*Exercise prompt*. Copy each line below as written, but skip the pictures.

*Records for the exercise*.
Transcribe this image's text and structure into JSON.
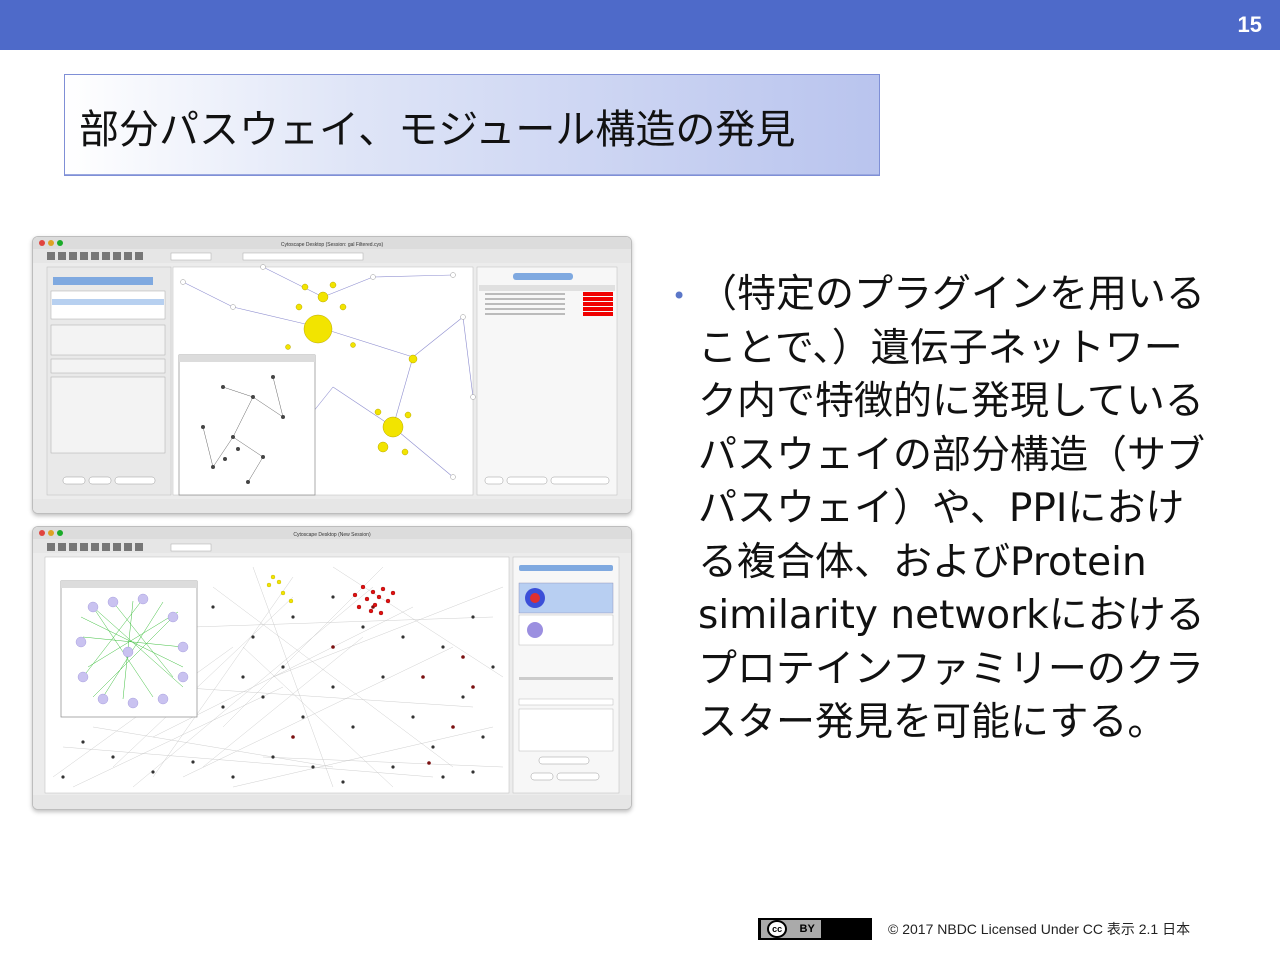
{
  "header": {
    "page_number": "15",
    "color": "#4e6ac9"
  },
  "title": "部分パスウェイ、モジュール構造の発見",
  "bullet": {
    "lines": [
      "（特定のプラグインを用いる",
      "ことで、）遺伝子ネットワー",
      "ク内で特徴的に発現している",
      "パスウェイの部分構造（サブ",
      "パスウェイ）や、PPIにおけ",
      "る複合体、およびProtein",
      "similarity networkにおける",
      "プロテインファミリーのクラ",
      "スター発見を可能にする。"
    ]
  },
  "screenshot_1": {
    "window_title": "Cytoscape Desktop (Session: gal Filtered.cys)"
  },
  "screenshot_2": {
    "window_title": "Cytoscape Desktop (New Session)"
  },
  "footer": {
    "license_badge": {
      "cc": "cc",
      "by": "BY"
    },
    "text": "© 2017 NBDC Licensed Under CC 表示 2.1 日本"
  }
}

*Completed task*.
Transcribe this image's text and structure into JSON.
{
  "header": {
    "page_number": "15",
    "color": "#4e6ac9"
  },
  "title": "部分パスウェイ、モジュール構造の発見",
  "bullet": {
    "lines": [
      "（特定のプラグインを用いる",
      "ことで、）遺伝子ネットワー",
      "ク内で特徴的に発現している",
      "パスウェイの部分構造（サブ",
      "パスウェイ）や、PPIにおけ",
      "る複合体、およびProtein",
      "similarity networkにおける",
      "プロテインファミリーのクラ",
      "スター発見を可能にする。"
    ]
  },
  "screenshot_1": {
    "window_title": "Cytoscape Desktop (Session: gal Filtered.cys)"
  },
  "screenshot_2": {
    "window_title": "Cytoscape Desktop (New Session)"
  },
  "footer": {
    "license_badge": {
      "cc": "cc",
      "by": "BY"
    },
    "text": "© 2017 NBDC Licensed Under CC 表示 2.1 日本"
  }
}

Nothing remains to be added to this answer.